* DATA EXCERPTS
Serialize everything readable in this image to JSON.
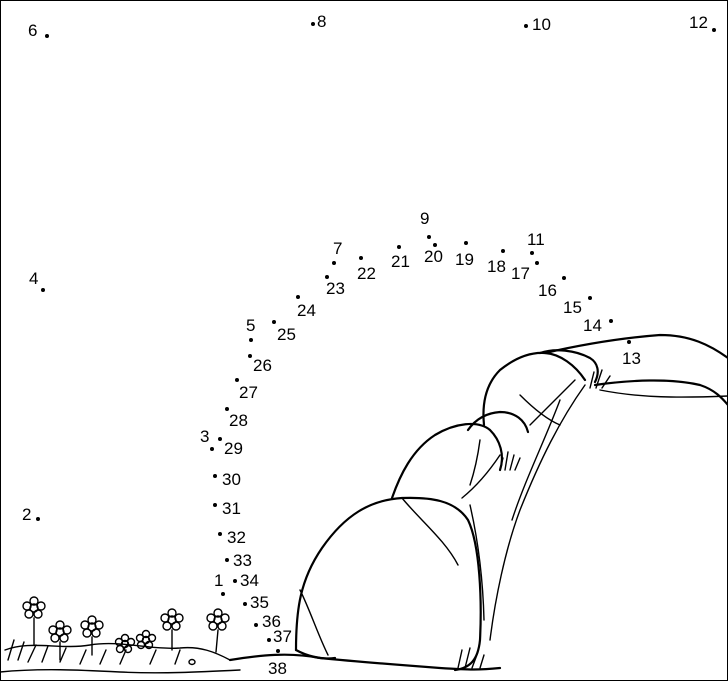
{
  "puzzle": {
    "type": "connect-the-dots",
    "border_color": "#000000",
    "ink_color": "#000000",
    "background_color": "#ffffff",
    "dots": [
      {
        "n": "1"
      },
      {
        "n": "2"
      },
      {
        "n": "3"
      },
      {
        "n": "4"
      },
      {
        "n": "5"
      },
      {
        "n": "6"
      },
      {
        "n": "7"
      },
      {
        "n": "8"
      },
      {
        "n": "9"
      },
      {
        "n": "10"
      },
      {
        "n": "11"
      },
      {
        "n": "12"
      },
      {
        "n": "13"
      },
      {
        "n": "14"
      },
      {
        "n": "15"
      },
      {
        "n": "16"
      },
      {
        "n": "17"
      },
      {
        "n": "18"
      },
      {
        "n": "19"
      },
      {
        "n": "20"
      },
      {
        "n": "21"
      },
      {
        "n": "22"
      },
      {
        "n": "23"
      },
      {
        "n": "24"
      },
      {
        "n": "25"
      },
      {
        "n": "26"
      },
      {
        "n": "27"
      },
      {
        "n": "28"
      },
      {
        "n": "29"
      },
      {
        "n": "30"
      },
      {
        "n": "31"
      },
      {
        "n": "32"
      },
      {
        "n": "33"
      },
      {
        "n": "34"
      },
      {
        "n": "35"
      },
      {
        "n": "36"
      },
      {
        "n": "37"
      },
      {
        "n": "38"
      }
    ],
    "illustration": {
      "subjects": [
        "rock-arch",
        "flowers",
        "grass-tufts"
      ]
    }
  }
}
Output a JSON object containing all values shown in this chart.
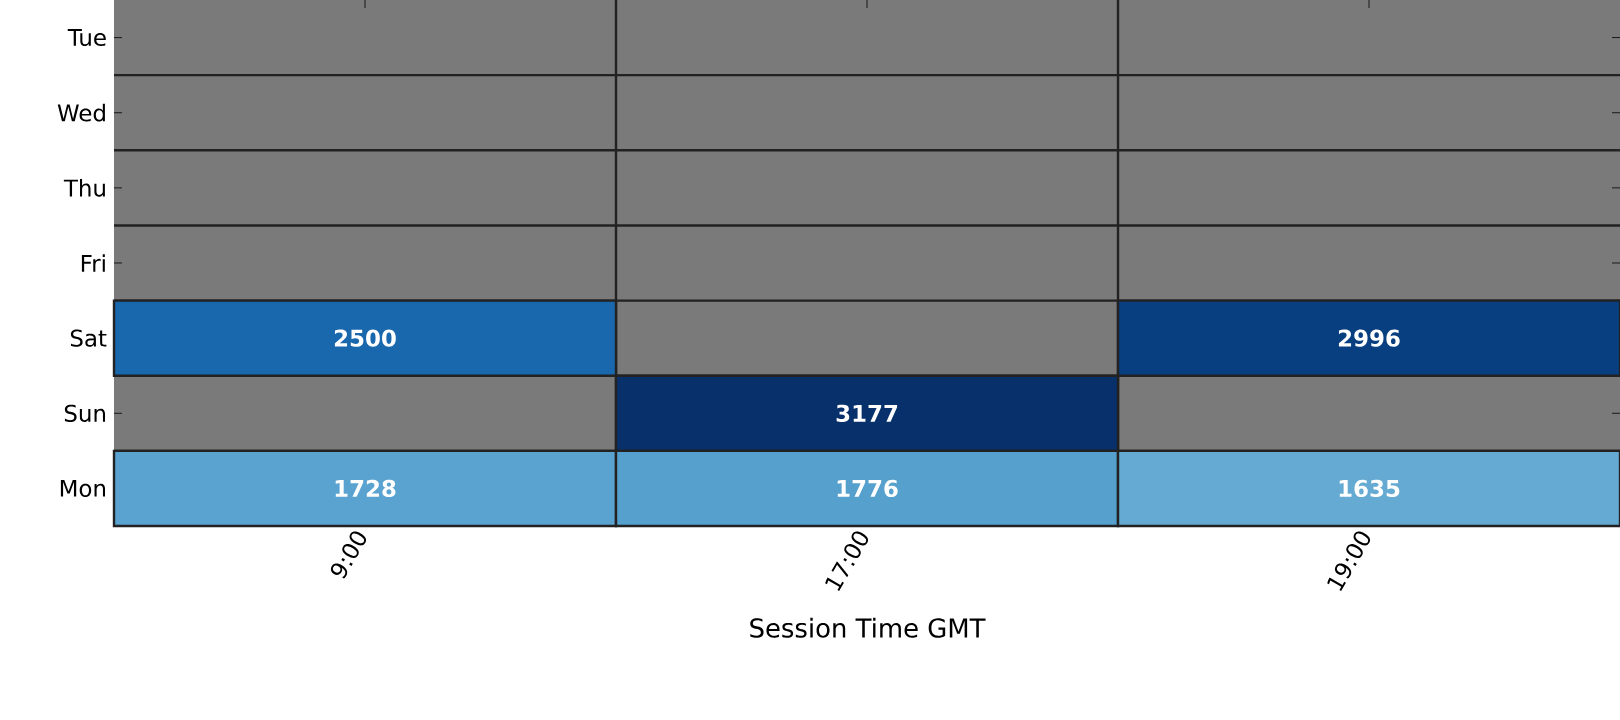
{
  "chart_data": {
    "type": "heatmap",
    "xlabel": "Session Time GMT",
    "categories": [
      "9:00",
      "17:00",
      "19:00"
    ],
    "y_categories": [
      "Tue",
      "Wed",
      "Thu",
      "Fri",
      "Sat",
      "Sun",
      "Mon"
    ],
    "cells": [
      [
        null,
        null,
        null
      ],
      [
        null,
        null,
        null
      ],
      [
        null,
        null,
        null
      ],
      [
        null,
        null,
        null
      ],
      [
        2500,
        null,
        2996
      ],
      [
        null,
        3177,
        null
      ],
      [
        1728,
        1776,
        1635
      ]
    ],
    "data_labels": true
  }
}
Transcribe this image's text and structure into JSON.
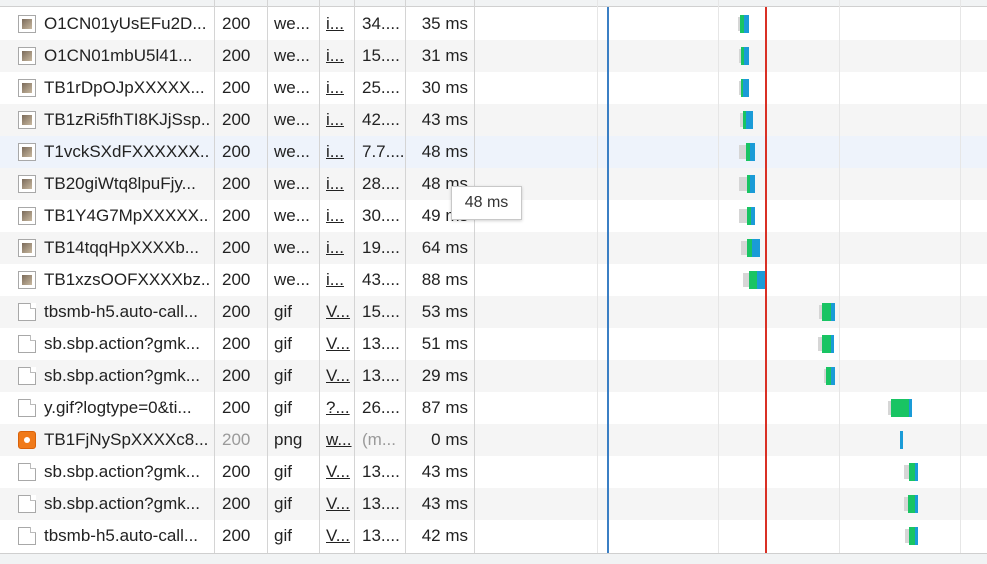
{
  "tooltip": {
    "text": "48 ms"
  },
  "rows": [
    {
      "name": "O1CN01yUsEFu2D...",
      "status": "200",
      "type": "we...",
      "initiator": "i...",
      "size": "34....",
      "time": "35 ms",
      "icon": "image-thumbnail-icon"
    },
    {
      "name": "O1CN01mbU5l41...",
      "status": "200",
      "type": "we...",
      "initiator": "i...",
      "size": "15....",
      "time": "31 ms",
      "icon": "image-thumbnail-icon"
    },
    {
      "name": "TB1rDpOJpXXXXX...",
      "status": "200",
      "type": "we...",
      "initiator": "i...",
      "size": "25....",
      "time": "30 ms",
      "icon": "image-thumbnail-icon"
    },
    {
      "name": "TB1zRi5fhTI8KJjSsp...",
      "status": "200",
      "type": "we...",
      "initiator": "i...",
      "size": "42....",
      "time": "43 ms",
      "icon": "image-thumbnail-icon"
    },
    {
      "name": "T1vckSXdFXXXXXX...",
      "status": "200",
      "type": "we...",
      "initiator": "i...",
      "size": "7.7....",
      "time": "48 ms",
      "icon": "image-thumbnail-icon"
    },
    {
      "name": "TB20giWtq8lpuFjy...",
      "status": "200",
      "type": "we...",
      "initiator": "i...",
      "size": "28....",
      "time": "48 ms",
      "icon": "image-thumbnail-icon"
    },
    {
      "name": "TB1Y4G7MpXXXXX...",
      "status": "200",
      "type": "we...",
      "initiator": "i...",
      "size": "30....",
      "time": "49 ms",
      "icon": "image-thumbnail-icon"
    },
    {
      "name": "TB14tqqHpXXXXb...",
      "status": "200",
      "type": "we...",
      "initiator": "i...",
      "size": "19....",
      "time": "64 ms",
      "icon": "image-thumbnail-icon"
    },
    {
      "name": "TB1xzsOOFXXXXbz...",
      "status": "200",
      "type": "we...",
      "initiator": "i...",
      "size": "43....",
      "time": "88 ms",
      "icon": "image-thumbnail-icon"
    },
    {
      "name": "tbsmb-h5.auto-call...",
      "status": "200",
      "type": "gif",
      "initiator": "V...",
      "size": "15....",
      "time": "53 ms",
      "icon": "document-icon"
    },
    {
      "name": "sb.sbp.action?gmk...",
      "status": "200",
      "type": "gif",
      "initiator": "V...",
      "size": "13....",
      "time": "51 ms",
      "icon": "document-icon"
    },
    {
      "name": "sb.sbp.action?gmk...",
      "status": "200",
      "type": "gif",
      "initiator": "V...",
      "size": "13....",
      "time": "29 ms",
      "icon": "document-icon"
    },
    {
      "name": "y.gif?logtype=0&ti...",
      "status": "200",
      "type": "gif",
      "initiator": "?...",
      "size": "26....",
      "time": "87 ms",
      "icon": "document-icon"
    },
    {
      "name": "TB1FjNySpXXXXc8...",
      "status": "200",
      "type": "png",
      "initiator": "w...",
      "size": "(m...",
      "time": "0 ms",
      "icon": "png-image-icon",
      "muted": true
    },
    {
      "name": "sb.sbp.action?gmk...",
      "status": "200",
      "type": "gif",
      "initiator": "V...",
      "size": "13....",
      "time": "43 ms",
      "icon": "document-icon"
    },
    {
      "name": "sb.sbp.action?gmk...",
      "status": "200",
      "type": "gif",
      "initiator": "V...",
      "size": "13....",
      "time": "43 ms",
      "icon": "document-icon"
    },
    {
      "name": "tbsmb-h5.auto-call...",
      "status": "200",
      "type": "gif",
      "initiator": "V...",
      "size": "13....",
      "time": "42 ms",
      "icon": "document-icon"
    }
  ],
  "waterfall": {
    "colors": {
      "waiting": "#d6d6d6",
      "download": "#19c463",
      "receiving": "#1a9bd7",
      "dom_content_loaded": "#3b7fc4",
      "load": "#d93025"
    }
  }
}
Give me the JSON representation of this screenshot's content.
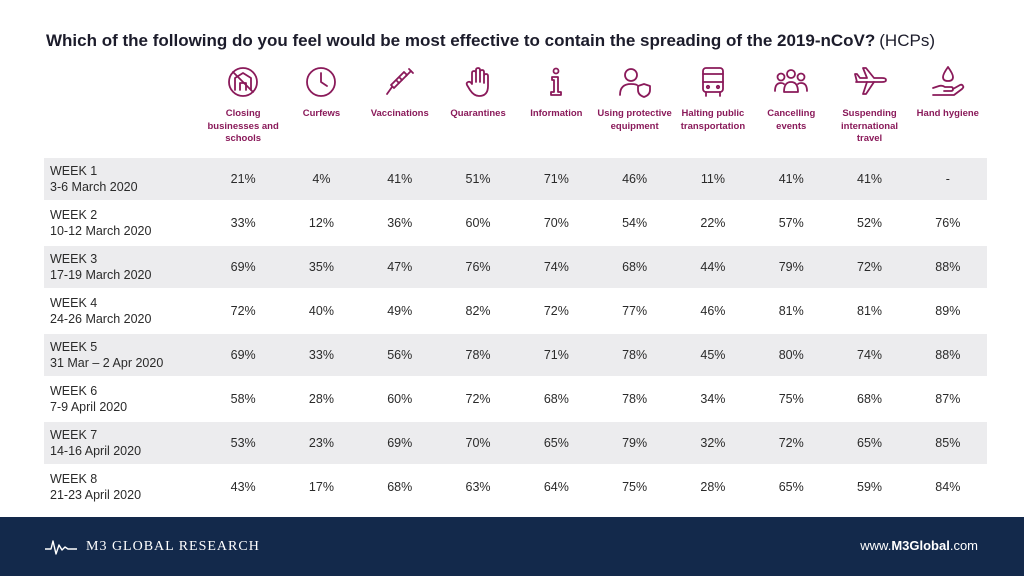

* TASK
Without the images, write out each line of the data verbatim.

* THE RESULT
Serialize everything readable in this image to JSON.
{
  "puzzle": {
    "type": "connect-the-dots",
    "border_color": "#000000",
    "ink_color": "#000000",
    "background_color": "#ffffff",
    "dots": [
      {
        "n": "1"
      },
      {
        "n": "2"
      },
      {
        "n": "3"
      },
      {
        "n": "4"
      },
      {
        "n": "5"
      },
      {
        "n": "6"
      },
      {
        "n": "7"
      },
      {
        "n": "8"
      },
      {
        "n": "9"
      },
      {
        "n": "10"
      },
      {
        "n": "11"
      },
      {
        "n": "12"
      },
      {
        "n": "13"
      },
      {
        "n": "14"
      },
      {
        "n": "15"
      },
      {
        "n": "16"
      },
      {
        "n": "17"
      },
      {
        "n": "18"
      },
      {
        "n": "19"
      },
      {
        "n": "20"
      },
      {
        "n": "21"
      },
      {
        "n": "22"
      },
      {
        "n": "23"
      },
      {
        "n": "24"
      },
      {
        "n": "25"
      },
      {
        "n": "26"
      },
      {
        "n": "27"
      },
      {
        "n": "28"
      },
      {
        "n": "29"
      },
      {
        "n": "30"
      },
      {
        "n": "31"
      },
      {
        "n": "32"
      },
      {
        "n": "33"
      },
      {
        "n": "34"
      },
      {
        "n": "35"
      },
      {
        "n": "36"
      },
      {
        "n": "37"
      },
      {
        "n": "38"
      }
    ],
    "illustration": {
      "subjects": [
        "rock-arch",
        "flowers",
        "grass-tufts"
      ]
    }
  }
}
Output a JSON object containing all values shown in this chart.
{
  "chart_data": {
    "type": "heatmap",
    "xlabel": "Session Time GMT",
    "categories": [
      "9:00",
      "17:00",
      "19:00"
    ],
    "y_categories": [
      "Tue",
      "Wed",
      "Thu",
      "Fri",
      "Sat",
      "Sun",
      "Mon"
    ],
    "cells": [
      [
        null,
        null,
        null
      ],
      [
        null,
        null,
        null
      ],
      [
        null,
        null,
        null
      ],
      [
        null,
        null,
        null
      ],
      [
        2500,
        null,
        2996
      ],
      [
        null,
        3177,
        null
      ],
      [
        1728,
        1776,
        1635
      ]
    ],
    "data_labels": true
  }
}
Transcribe this image's text and structure into JSON.
{
  "tooltip": {
    "text": "48 ms"
  },
  "rows": [
    {
      "name": "O1CN01yUsEFu2D...",
      "status": "200",
      "type": "we...",
      "initiator": "i...",
      "size": "34....",
      "time": "35 ms",
      "icon": "image-thumbnail-icon"
    },
    {
      "name": "O1CN01mbU5l41...",
      "status": "200",
      "type": "we...",
      "initiator": "i...",
      "size": "15....",
      "time": "31 ms",
      "icon": "image-thumbnail-icon"
    },
    {
      "name": "TB1rDpOJpXXXXX...",
      "status": "200",
      "type": "we...",
      "initiator": "i...",
      "size": "25....",
      "time": "30 ms",
      "icon": "image-thumbnail-icon"
    },
    {
      "name": "TB1zRi5fhTI8KJjSsp...",
      "status": "200",
      "type": "we...",
      "initiator": "i...",
      "size": "42....",
      "time": "43 ms",
      "icon": "image-thumbnail-icon"
    },
    {
      "name": "T1vckSXdFXXXXXX...",
      "status": "200",
      "type": "we...",
      "initiator": "i...",
      "size": "7.7....",
      "time": "48 ms",
      "icon": "image-thumbnail-icon"
    },
    {
      "name": "TB20giWtq8lpuFjy...",
      "status": "200",
      "type": "we...",
      "initiator": "i...",
      "size": "28....",
      "time": "48 ms",
      "icon": "image-thumbnail-icon"
    },
    {
      "name": "TB1Y4G7MpXXXXX...",
      "status": "200",
      "type": "we...",
      "initiator": "i...",
      "size": "30....",
      "time": "49 ms",
      "icon": "image-thumbnail-icon"
    },
    {
      "name": "TB14tqqHpXXXXb...",
      "status": "200",
      "type": "we...",
      "initiator": "i...",
      "size": "19....",
      "time": "64 ms",
      "icon": "image-thumbnail-icon"
    },
    {
      "name": "TB1xzsOOFXXXXbz...",
      "status": "200",
      "type": "we...",
      "initiator": "i...",
      "size": "43....",
      "time": "88 ms",
      "icon": "image-thumbnail-icon"
    },
    {
      "name": "tbsmb-h5.auto-call...",
      "status": "200",
      "type": "gif",
      "initiator": "V...",
      "size": "15....",
      "time": "53 ms",
      "icon": "document-icon"
    },
    {
      "name": "sb.sbp.action?gmk...",
      "status": "200",
      "type": "gif",
      "initiator": "V...",
      "size": "13....",
      "time": "51 ms",
      "icon": "document-icon"
    },
    {
      "name": "sb.sbp.action?gmk...",
      "status": "200",
      "type": "gif",
      "initiator": "V...",
      "size": "13....",
      "time": "29 ms",
      "icon": "document-icon"
    },
    {
      "name": "y.gif?logtype=0&ti...",
      "status": "200",
      "type": "gif",
      "initiator": "?...",
      "size": "26....",
      "time": "87 ms",
      "icon": "document-icon"
    },
    {
      "name": "TB1FjNySpXXXXc8...",
      "status": "200",
      "type": "png",
      "initiator": "w...",
      "size": "(m...",
      "time": "0 ms",
      "icon": "png-image-icon",
      "muted": true
    },
    {
      "name": "sb.sbp.action?gmk...",
      "status": "200",
      "type": "gif",
      "initiator": "V...",
      "size": "13....",
      "time": "43 ms",
      "icon": "document-icon"
    },
    {
      "name": "sb.sbp.action?gmk...",
      "status": "200",
      "type": "gif",
      "initiator": "V...",
      "size": "13....",
      "time": "43 ms",
      "icon": "document-icon"
    },
    {
      "name": "tbsmb-h5.auto-call...",
      "status": "200",
      "type": "gif",
      "initiator": "V...",
      "size": "13....",
      "time": "42 ms",
      "icon": "document-icon"
    }
  ],
  "waterfall": {
    "colors": {
      "waiting": "#d6d6d6",
      "download": "#19c463",
      "receiving": "#1a9bd7",
      "dom_content_loaded": "#3b7fc4",
      "load": "#d93025"
    }
  }
}
Give me the JSON representation of this screenshot's content.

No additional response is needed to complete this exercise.